Give the listing below again in full, exactly as written.

= = = = =

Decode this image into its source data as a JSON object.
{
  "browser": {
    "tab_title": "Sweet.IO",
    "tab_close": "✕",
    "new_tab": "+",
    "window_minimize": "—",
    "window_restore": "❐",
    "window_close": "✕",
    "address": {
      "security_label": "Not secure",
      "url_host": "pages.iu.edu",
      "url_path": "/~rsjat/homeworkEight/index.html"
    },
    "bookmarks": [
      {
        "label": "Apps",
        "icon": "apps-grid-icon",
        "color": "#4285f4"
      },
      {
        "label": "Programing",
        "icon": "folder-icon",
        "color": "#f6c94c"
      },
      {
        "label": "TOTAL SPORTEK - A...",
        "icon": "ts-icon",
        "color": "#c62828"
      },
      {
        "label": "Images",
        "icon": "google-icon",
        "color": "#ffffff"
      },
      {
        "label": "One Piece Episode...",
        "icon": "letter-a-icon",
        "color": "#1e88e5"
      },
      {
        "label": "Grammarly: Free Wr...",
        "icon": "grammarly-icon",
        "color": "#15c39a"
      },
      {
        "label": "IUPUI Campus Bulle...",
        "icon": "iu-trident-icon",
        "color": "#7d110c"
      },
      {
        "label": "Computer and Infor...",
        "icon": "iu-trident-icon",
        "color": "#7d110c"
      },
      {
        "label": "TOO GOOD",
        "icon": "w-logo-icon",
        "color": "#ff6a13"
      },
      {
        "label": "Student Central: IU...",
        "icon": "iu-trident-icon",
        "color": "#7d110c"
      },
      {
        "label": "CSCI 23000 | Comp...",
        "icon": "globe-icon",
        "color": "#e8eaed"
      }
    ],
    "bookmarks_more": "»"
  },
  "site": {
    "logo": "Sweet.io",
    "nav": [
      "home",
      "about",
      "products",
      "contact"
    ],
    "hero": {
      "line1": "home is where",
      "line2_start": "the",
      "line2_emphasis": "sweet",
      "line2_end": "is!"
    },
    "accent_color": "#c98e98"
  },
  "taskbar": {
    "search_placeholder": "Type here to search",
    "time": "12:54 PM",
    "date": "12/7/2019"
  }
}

= = = = =

OUTPUT OF THE EXERCISE:
Decode this image into its source data as a JSON object.
{
  "browser": {
    "tab_title": "Sweet.IO",
    "tab_close": "✕",
    "new_tab": "+",
    "window_minimize": "—",
    "window_restore": "❐",
    "window_close": "✕",
    "address": {
      "security_label": "Not secure",
      "url_host": "pages.iu.edu",
      "url_path": "/~rsjat/homeworkEight/index.html"
    },
    "bookmarks": [
      {
        "label": "Apps",
        "icon": "apps-grid-icon",
        "color": "#4285f4"
      },
      {
        "label": "Programing",
        "icon": "folder-icon",
        "color": "#f6c94c"
      },
      {
        "label": "TOTAL SPORTEK - A...",
        "icon": "ts-icon",
        "color": "#c62828"
      },
      {
        "label": "Images",
        "icon": "google-icon",
        "color": "#ffffff"
      },
      {
        "label": "One Piece Episode...",
        "icon": "letter-a-icon",
        "color": "#1e88e5"
      },
      {
        "label": "Grammarly: Free Wr...",
        "icon": "grammarly-icon",
        "color": "#15c39a"
      },
      {
        "label": "IUPUI Campus Bulle...",
        "icon": "iu-trident-icon",
        "color": "#7d110c"
      },
      {
        "label": "Computer and Infor...",
        "icon": "iu-trident-icon",
        "color": "#7d110c"
      },
      {
        "label": "TOO GOOD",
        "icon": "w-logo-icon",
        "color": "#ff6a13"
      },
      {
        "label": "Student Central: IU...",
        "icon": "iu-trident-icon",
        "color": "#7d110c"
      },
      {
        "label": "CSCI 23000 | Comp...",
        "icon": "globe-icon",
        "color": "#e8eaed"
      }
    ],
    "bookmarks_more": "»"
  },
  "site": {
    "logo": "Sweet.io",
    "nav": [
      "home",
      "about",
      "products",
      "contact"
    ],
    "hero": {
      "line1": "home is where",
      "line2_start": "the",
      "line2_emphasis": "sweet",
      "line2_end": "is!"
    },
    "accent_color": "#c98e98"
  },
  "taskbar": {
    "search_placeholder": "Type here to search",
    "time": "12:54 PM",
    "date": "12/7/2019"
  }
}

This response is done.